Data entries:
** START **

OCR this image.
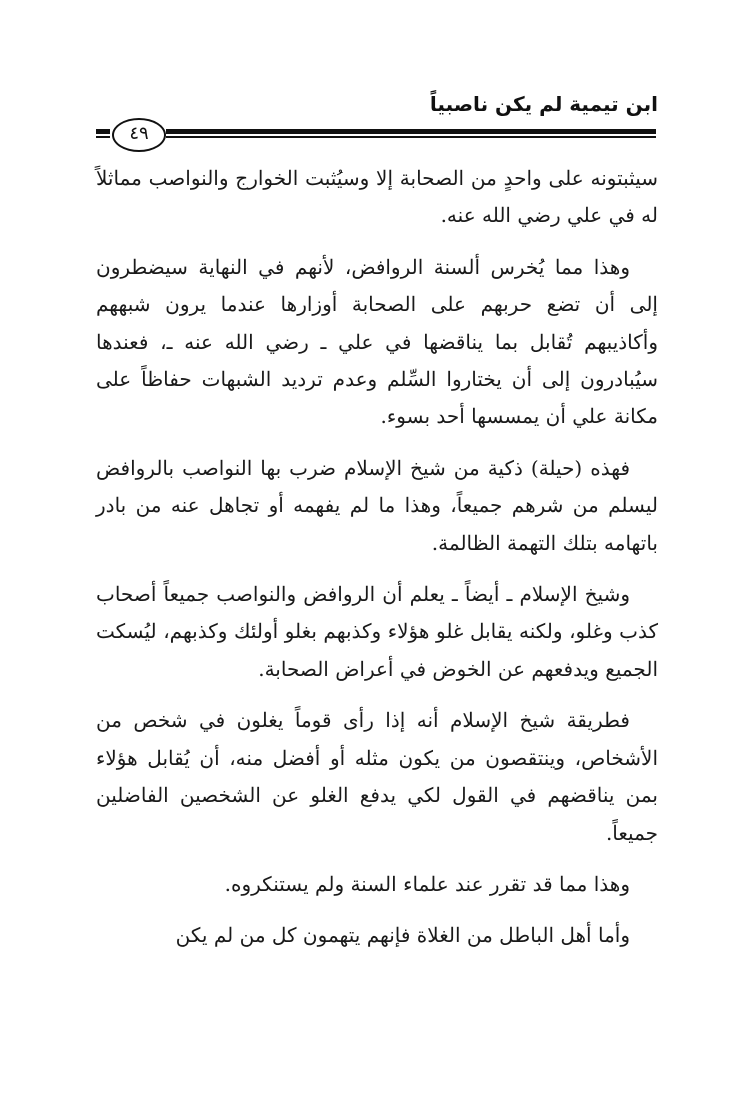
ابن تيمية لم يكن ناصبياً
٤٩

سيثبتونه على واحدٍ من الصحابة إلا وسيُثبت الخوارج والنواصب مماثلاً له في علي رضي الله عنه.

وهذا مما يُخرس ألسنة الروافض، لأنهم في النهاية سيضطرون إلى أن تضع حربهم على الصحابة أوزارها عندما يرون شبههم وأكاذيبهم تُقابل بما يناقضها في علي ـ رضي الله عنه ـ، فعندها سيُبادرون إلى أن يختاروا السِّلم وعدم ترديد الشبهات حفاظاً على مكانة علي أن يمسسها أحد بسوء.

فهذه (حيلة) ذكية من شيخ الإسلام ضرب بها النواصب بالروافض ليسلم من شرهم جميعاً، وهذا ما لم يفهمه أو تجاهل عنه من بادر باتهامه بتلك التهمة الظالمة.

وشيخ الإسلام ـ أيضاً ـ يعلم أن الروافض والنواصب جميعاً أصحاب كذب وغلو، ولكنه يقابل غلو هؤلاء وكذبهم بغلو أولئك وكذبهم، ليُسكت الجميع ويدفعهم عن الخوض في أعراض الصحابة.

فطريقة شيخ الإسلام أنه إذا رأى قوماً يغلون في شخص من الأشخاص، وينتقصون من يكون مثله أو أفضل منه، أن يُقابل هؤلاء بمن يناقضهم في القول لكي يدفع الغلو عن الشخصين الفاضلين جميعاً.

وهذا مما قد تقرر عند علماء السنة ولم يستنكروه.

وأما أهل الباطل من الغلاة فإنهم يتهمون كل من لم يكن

** END **

> **Work required**:
Transcribe all of the records above character for character. Exclude the pictures.

> **Output for this task**:
OCR this image.
ابن تيمية لم يكن ناصبياً
٤٩

سيثبتونه على واحدٍ من الصحابة إلا وسيُثبت الخوارج والنواصب مماثلاً له في علي رضي الله عنه.

وهذا مما يُخرس ألسنة الروافض، لأنهم في النهاية سيضطرون إلى أن تضع حربهم على الصحابة أوزارها عندما يرون شبههم وأكاذيبهم تُقابل بما يناقضها في علي ـ رضي الله عنه ـ، فعندها سيُبادرون إلى أن يختاروا السِّلم وعدم ترديد الشبهات حفاظاً على مكانة علي أن يمسسها أحد بسوء.

فهذه (حيلة) ذكية من شيخ الإسلام ضرب بها النواصب بالروافض ليسلم من شرهم جميعاً، وهذا ما لم يفهمه أو تجاهل عنه من بادر باتهامه بتلك التهمة الظالمة.

وشيخ الإسلام ـ أيضاً ـ يعلم أن الروافض والنواصب جميعاً أصحاب كذب وغلو، ولكنه يقابل غلو هؤلاء وكذبهم بغلو أولئك وكذبهم، ليُسكت الجميع ويدفعهم عن الخوض في أعراض الصحابة.

فطريقة شيخ الإسلام أنه إذا رأى قوماً يغلون في شخص من الأشخاص، وينتقصون من يكون مثله أو أفضل منه، أن يُقابل هؤلاء بمن يناقضهم في القول لكي يدفع الغلو عن الشخصين الفاضلين جميعاً.

وهذا مما قد تقرر عند علماء السنة ولم يستنكروه.

وأما أهل الباطل من الغلاة فإنهم يتهمون كل من لم يكن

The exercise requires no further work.